### RECORDS
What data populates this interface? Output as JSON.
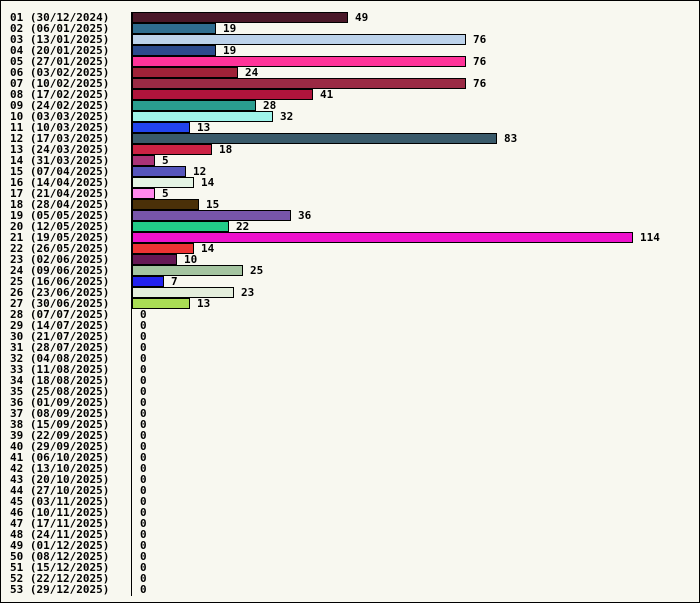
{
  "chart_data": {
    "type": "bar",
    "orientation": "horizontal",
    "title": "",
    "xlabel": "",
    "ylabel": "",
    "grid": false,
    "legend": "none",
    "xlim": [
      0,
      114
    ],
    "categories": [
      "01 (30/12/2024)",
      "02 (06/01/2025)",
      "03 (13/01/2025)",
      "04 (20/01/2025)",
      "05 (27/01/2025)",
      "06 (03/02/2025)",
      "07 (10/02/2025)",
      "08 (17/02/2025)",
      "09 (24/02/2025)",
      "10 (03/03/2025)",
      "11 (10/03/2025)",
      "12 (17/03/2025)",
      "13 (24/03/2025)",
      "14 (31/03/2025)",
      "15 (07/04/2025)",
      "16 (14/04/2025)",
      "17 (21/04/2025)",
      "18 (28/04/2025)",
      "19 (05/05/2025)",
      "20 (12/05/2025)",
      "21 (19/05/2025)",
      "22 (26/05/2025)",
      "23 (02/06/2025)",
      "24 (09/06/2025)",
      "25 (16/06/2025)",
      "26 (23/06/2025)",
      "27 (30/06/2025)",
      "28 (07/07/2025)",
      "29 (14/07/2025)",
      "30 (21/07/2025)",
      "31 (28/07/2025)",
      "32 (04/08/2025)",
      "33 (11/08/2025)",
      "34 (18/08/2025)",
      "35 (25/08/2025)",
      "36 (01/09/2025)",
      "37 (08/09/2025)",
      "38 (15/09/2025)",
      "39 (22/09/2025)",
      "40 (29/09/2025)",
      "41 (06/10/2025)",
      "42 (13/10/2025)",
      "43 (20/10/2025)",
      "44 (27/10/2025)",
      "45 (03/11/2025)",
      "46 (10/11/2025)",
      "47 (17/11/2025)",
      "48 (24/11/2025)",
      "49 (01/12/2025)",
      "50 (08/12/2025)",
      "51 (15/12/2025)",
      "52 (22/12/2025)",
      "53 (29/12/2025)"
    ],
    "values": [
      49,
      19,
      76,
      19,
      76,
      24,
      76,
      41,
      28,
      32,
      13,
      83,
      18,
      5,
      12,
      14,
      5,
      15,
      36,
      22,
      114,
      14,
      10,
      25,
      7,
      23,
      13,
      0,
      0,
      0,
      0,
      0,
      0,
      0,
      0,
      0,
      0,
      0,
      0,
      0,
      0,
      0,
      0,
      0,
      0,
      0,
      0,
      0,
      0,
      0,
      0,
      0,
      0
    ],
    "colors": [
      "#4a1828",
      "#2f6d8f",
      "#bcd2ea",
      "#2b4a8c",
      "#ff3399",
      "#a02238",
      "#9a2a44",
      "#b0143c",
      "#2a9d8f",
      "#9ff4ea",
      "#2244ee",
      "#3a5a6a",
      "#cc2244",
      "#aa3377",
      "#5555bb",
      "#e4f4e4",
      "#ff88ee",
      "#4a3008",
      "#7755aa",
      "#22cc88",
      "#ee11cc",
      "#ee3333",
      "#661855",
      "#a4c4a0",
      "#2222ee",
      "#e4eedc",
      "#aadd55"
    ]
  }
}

* * *

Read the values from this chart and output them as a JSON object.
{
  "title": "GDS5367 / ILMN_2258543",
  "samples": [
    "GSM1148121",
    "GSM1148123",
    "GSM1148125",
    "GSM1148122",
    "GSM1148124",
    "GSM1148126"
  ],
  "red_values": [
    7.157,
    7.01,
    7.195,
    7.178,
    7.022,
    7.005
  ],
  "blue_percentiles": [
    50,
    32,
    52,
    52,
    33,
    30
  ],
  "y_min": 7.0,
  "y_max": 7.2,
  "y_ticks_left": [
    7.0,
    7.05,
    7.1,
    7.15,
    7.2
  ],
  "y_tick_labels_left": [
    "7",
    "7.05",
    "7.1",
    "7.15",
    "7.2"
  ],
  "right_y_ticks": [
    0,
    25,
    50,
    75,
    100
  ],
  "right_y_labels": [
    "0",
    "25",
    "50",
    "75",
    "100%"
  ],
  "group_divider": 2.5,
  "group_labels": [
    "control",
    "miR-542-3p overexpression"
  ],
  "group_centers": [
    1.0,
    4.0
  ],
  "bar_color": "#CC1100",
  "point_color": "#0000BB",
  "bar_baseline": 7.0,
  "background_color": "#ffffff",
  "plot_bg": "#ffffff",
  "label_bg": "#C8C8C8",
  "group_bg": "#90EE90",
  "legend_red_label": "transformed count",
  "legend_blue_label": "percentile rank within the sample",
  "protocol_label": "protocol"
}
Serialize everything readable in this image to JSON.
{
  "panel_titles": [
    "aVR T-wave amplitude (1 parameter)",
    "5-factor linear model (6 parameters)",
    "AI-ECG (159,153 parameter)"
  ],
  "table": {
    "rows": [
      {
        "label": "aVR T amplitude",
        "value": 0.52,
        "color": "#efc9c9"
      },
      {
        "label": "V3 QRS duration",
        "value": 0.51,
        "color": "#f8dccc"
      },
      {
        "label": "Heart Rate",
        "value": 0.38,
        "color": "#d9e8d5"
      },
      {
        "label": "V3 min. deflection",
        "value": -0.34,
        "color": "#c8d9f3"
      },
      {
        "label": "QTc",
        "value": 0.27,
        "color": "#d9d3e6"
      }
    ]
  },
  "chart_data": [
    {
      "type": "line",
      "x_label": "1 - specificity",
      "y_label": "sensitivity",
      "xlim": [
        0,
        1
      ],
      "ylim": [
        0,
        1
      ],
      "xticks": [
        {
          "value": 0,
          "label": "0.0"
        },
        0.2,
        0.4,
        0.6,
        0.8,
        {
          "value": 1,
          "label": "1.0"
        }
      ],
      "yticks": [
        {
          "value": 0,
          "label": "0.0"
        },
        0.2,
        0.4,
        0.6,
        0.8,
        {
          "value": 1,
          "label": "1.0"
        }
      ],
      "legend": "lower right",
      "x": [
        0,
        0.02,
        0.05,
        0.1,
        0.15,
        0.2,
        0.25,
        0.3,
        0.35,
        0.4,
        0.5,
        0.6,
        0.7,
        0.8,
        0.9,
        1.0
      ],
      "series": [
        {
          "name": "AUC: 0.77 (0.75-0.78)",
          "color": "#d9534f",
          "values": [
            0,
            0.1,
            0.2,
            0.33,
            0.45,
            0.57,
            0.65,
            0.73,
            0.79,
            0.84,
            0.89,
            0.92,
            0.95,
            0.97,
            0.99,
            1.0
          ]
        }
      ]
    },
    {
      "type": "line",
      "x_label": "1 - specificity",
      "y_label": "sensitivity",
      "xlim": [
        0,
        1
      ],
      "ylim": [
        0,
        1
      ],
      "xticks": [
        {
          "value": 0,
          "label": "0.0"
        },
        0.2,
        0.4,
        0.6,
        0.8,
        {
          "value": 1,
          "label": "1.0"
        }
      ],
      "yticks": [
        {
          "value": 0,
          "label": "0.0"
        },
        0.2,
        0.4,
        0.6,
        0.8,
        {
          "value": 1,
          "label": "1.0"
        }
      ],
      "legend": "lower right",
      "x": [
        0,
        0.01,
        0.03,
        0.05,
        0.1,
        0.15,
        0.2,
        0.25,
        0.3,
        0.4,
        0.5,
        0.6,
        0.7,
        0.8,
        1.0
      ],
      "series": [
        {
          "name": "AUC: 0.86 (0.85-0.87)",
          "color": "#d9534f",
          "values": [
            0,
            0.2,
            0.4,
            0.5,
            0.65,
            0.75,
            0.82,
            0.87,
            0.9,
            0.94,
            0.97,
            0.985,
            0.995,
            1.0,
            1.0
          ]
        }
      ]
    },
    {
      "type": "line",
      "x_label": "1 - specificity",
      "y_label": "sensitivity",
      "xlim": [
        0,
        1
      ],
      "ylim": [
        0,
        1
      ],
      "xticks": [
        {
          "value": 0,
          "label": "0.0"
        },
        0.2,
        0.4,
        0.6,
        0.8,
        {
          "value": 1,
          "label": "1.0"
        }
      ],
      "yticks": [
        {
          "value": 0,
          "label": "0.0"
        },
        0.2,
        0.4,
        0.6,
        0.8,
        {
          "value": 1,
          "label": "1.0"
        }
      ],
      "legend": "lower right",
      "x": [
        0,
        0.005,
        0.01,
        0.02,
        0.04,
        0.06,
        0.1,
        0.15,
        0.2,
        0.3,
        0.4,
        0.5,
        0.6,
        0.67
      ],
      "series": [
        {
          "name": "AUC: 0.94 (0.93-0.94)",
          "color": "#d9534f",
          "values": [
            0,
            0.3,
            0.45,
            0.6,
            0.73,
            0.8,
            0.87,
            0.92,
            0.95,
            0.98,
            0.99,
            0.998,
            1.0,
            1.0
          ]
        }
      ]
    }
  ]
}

### WHAT TO DO
Extract all lines containing the word "amplitude".

### RIGHT ANSWER
    "aVR T-wave amplitude (1 parameter)",
        "label": "aVR T amplitude",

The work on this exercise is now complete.